▶ [Set exercise] Pick out every line in the data below that holds "JSON".
──────── Dataset
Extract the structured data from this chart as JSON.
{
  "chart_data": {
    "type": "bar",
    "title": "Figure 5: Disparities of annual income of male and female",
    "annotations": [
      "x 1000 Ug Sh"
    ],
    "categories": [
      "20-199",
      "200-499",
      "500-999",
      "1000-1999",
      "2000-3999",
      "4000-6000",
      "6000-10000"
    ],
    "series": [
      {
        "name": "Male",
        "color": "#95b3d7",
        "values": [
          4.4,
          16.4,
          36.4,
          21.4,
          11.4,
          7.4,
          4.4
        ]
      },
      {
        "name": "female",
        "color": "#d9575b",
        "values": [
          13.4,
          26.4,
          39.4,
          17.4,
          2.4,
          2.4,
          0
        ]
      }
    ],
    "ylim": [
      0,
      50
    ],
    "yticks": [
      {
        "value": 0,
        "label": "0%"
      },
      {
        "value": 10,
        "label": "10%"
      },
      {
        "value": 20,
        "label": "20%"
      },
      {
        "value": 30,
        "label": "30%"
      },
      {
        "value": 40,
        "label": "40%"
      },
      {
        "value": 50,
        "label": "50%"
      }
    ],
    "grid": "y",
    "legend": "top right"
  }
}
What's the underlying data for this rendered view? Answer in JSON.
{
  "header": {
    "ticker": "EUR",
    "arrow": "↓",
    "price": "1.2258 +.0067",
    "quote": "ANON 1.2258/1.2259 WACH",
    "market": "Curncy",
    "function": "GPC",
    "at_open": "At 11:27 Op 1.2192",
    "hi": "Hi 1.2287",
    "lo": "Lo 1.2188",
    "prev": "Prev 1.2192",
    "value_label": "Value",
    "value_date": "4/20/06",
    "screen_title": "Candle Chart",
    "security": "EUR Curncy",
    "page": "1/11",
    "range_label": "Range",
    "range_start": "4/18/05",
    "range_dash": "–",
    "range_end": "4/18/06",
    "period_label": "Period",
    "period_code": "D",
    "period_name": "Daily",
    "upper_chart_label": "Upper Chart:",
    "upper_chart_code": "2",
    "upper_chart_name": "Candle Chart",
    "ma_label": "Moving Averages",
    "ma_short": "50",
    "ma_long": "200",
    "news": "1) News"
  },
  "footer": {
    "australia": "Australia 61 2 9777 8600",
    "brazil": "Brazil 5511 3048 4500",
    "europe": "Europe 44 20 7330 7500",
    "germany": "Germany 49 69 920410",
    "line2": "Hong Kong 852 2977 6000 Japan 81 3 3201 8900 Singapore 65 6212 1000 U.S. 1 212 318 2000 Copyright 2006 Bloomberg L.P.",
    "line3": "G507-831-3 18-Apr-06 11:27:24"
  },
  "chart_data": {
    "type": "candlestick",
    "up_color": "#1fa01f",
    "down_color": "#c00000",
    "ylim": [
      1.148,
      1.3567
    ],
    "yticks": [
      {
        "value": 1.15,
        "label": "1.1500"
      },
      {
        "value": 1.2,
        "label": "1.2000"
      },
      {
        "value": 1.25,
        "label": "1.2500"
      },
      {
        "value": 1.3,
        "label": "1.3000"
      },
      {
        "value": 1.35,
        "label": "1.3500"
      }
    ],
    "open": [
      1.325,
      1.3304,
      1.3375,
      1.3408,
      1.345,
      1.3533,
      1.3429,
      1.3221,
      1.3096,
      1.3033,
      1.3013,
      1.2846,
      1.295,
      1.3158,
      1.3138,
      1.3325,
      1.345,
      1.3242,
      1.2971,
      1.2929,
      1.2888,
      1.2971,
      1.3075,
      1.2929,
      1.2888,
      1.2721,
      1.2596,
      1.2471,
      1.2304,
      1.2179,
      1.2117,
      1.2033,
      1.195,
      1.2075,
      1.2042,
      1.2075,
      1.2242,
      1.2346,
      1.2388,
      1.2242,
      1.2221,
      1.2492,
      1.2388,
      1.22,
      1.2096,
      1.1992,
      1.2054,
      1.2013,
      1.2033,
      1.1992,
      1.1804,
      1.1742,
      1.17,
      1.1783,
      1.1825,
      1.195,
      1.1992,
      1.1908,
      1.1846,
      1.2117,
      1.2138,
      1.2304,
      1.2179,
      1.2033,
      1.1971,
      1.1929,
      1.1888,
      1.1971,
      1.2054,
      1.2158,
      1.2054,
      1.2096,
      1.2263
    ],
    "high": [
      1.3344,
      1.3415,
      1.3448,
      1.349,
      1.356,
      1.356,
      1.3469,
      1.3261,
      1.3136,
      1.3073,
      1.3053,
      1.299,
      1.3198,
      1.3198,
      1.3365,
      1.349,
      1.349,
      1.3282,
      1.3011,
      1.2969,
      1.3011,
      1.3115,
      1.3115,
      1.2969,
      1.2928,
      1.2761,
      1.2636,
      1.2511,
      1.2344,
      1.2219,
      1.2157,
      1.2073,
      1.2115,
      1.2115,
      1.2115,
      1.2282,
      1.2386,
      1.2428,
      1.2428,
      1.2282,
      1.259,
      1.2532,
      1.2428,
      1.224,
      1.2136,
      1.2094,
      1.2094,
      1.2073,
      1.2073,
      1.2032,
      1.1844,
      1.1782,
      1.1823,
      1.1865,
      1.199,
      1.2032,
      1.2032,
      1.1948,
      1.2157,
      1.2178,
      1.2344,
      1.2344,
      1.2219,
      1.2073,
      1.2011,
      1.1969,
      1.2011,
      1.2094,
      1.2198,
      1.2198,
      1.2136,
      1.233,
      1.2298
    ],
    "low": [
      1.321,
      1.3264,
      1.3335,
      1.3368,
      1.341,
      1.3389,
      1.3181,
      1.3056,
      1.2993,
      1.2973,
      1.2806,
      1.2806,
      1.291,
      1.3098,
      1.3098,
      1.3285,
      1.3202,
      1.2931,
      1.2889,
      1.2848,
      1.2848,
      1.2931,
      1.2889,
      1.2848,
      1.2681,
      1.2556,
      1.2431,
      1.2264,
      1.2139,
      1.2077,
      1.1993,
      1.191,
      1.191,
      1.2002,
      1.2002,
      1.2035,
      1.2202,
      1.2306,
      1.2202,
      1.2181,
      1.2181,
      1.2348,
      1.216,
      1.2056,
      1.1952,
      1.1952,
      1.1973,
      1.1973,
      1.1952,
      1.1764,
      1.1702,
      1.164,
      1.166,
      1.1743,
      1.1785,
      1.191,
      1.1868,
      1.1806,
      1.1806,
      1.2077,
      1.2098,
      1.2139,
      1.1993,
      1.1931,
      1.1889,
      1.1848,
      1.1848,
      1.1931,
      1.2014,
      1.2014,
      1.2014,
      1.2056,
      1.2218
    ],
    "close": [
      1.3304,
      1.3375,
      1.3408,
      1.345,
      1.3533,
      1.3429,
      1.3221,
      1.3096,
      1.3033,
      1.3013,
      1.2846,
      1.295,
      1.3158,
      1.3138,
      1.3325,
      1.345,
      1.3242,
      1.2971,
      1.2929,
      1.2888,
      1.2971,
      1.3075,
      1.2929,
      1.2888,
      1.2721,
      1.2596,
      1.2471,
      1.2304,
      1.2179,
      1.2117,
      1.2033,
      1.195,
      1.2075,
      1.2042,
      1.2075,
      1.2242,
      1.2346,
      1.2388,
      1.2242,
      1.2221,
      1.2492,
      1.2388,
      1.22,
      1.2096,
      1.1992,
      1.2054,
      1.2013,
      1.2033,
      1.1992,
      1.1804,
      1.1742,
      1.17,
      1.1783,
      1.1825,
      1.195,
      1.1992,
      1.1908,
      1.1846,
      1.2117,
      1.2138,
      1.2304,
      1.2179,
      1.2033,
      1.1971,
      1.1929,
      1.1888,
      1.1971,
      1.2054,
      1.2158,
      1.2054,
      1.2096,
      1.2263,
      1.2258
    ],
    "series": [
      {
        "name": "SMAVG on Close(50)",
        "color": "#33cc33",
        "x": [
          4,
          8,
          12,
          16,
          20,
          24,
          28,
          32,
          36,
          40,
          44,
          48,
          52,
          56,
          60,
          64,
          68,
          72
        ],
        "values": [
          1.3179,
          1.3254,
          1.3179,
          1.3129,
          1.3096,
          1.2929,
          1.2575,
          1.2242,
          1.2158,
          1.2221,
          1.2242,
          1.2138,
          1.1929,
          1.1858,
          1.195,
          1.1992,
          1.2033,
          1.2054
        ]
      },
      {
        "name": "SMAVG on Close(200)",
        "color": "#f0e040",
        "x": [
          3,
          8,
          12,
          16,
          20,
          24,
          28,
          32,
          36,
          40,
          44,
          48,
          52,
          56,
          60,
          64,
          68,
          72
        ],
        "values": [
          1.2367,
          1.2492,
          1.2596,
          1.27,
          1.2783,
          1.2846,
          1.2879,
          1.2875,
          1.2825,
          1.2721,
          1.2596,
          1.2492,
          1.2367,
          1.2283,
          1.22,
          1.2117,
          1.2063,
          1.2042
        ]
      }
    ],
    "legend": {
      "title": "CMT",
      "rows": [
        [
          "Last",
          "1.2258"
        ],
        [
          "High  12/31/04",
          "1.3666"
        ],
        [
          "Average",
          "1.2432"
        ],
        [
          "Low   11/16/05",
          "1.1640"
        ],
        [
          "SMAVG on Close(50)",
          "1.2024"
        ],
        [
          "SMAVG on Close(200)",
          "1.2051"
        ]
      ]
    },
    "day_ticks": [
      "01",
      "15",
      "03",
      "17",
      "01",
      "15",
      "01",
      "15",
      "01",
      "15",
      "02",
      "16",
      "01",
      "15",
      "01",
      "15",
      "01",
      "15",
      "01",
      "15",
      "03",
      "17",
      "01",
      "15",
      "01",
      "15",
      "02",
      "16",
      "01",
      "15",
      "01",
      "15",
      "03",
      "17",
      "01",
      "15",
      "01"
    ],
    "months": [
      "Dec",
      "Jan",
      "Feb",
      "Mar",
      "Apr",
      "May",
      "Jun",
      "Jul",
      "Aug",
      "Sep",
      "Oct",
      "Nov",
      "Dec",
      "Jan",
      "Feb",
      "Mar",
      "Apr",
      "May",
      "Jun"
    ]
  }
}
────────────────
▶ [Response]
Extract the structured data from this chart as JSON.
What's the underlying data for this rendered view? Answer in JSON.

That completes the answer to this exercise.